• _Problem_
Repeat all the records exactly, omitting pictures.

##### Recorded information #####

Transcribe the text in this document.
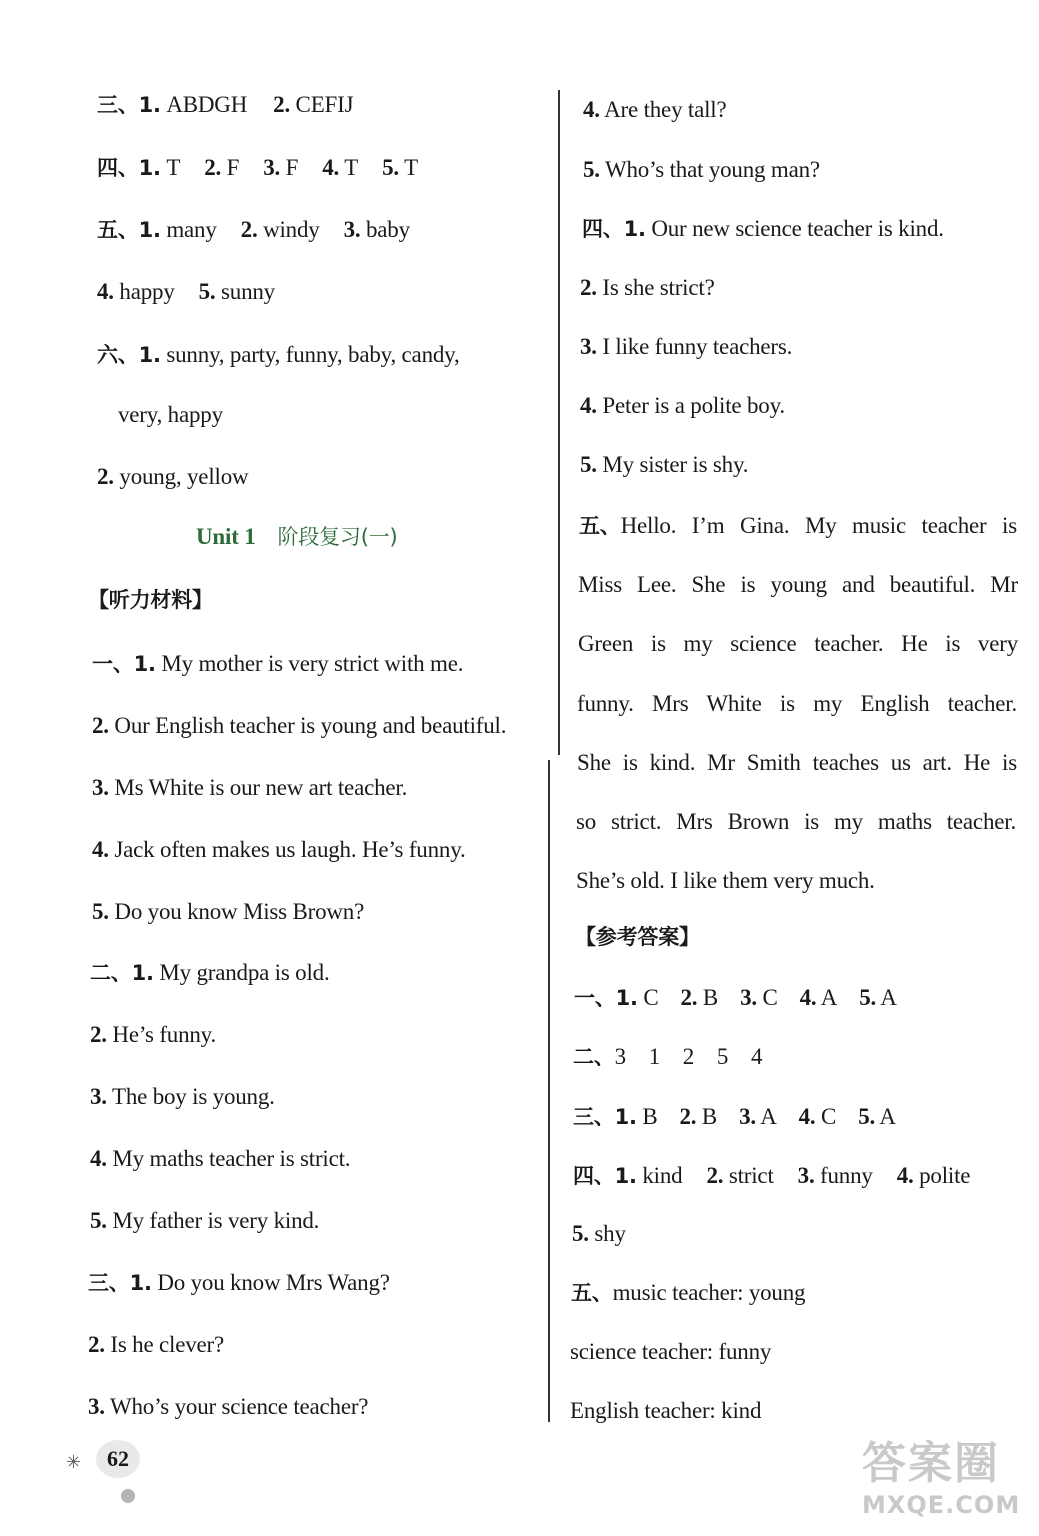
三、1. ABDGH 2. CEFIJ
四、1. T 2. F 3. F 4. T 5. T
五、1. many 2. windy 3. baby
4. happy 5. sunny
六、1. sunny, party, funny, baby, candy,
very, happy
2. young, yellow
Unit 1 阶段复习(一)
【听力材料】
一、1. My mother is very strict with me.
2. Our English teacher is young and beautiful.
3. Ms White is our new art teacher.
4. Jack often makes us laugh. He’s funny.
5. Do you know Miss Brown?
二、1. My grandpa is old.
2. He’s funny.
3. The boy is young.
4. My maths teacher is strict.
5. My father is very kind.
三、1. Do you know Mrs Wang?
2. Is he clever?
3. Who’s your science teacher?
4. Are they tall?
5. Who’s that young man?
四、1. Our new science teacher is kind.
2. Is she strict?
3. I like funny teachers.
4. Peter is a polite boy.
5. My sister is shy.
五、 Hello. I’m Gina. My music teacher is
Miss Lee. She is young and beautiful. Mr
Green is my science teacher. He is very
funny. Mrs White is my English teacher.
She is kind. Mr Smith teaches us art. He is
so strict. Mrs Brown is my maths teacher.
She’s old. I like them very much.
【参考答案】
一、1. C 2. B 3. C 4. A 5. A
二、3　1　2　5　4
三、1. B 2. B 3. A 4. C 5. A
四、1. kind 2. strict 3. funny 4. polite
5. shy
五、music teacher: young
science teacher: funny
English teacher: kind
✳	62	答案圈
MXQE.COM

#####

• _The answer_
Transcribe the text in this document.
三、1. ABDGH 2. CEFIJ
四、1. T 2. F 3. F 4. T 5. T
五、1. many 2. windy 3. baby
4. happy 5. sunny
六、1. sunny, party, funny, baby, candy,
very, happy
2. young, yellow
Unit 1 阶段复习(一)
【听力材料】
一、1. My mother is very strict with me.
2. Our English teacher is young and beautiful.
3. Ms White is our new art teacher.
4. Jack often makes us laugh. He’s funny.
5. Do you know Miss Brown?
二、1. My grandpa is old.
2. He’s funny.
3. The boy is young.
4. My maths teacher is strict.
5. My father is very kind.
三、1. Do you know Mrs Wang?
2. Is he clever?
3. Who’s your science teacher?
4. Are they tall?
5. Who’s that young man?
四、1. Our new science teacher is kind.
2. Is she strict?
3. I like funny teachers.
4. Peter is a polite boy.
5. My sister is shy.
五、 Hello. I’m Gina. My music teacher is
Miss Lee. She is young and beautiful. Mr
Green is my science teacher. He is very
funny. Mrs White is my English teacher.
She is kind. Mr Smith teaches us art. He is
so strict. Mrs Brown is my maths teacher.
She’s old. I like them very much.
【参考答案】
一、1. C 2. B 3. C 4. A 5. A
二、3　1　2　5　4
三、1. B 2. B 3. A 4. C 5. A
四、1. kind 2. strict 3. funny 4. polite
5. shy
五、music teacher: young
science teacher: funny
English teacher: kind
✳	62	答案圈
MXQE.COM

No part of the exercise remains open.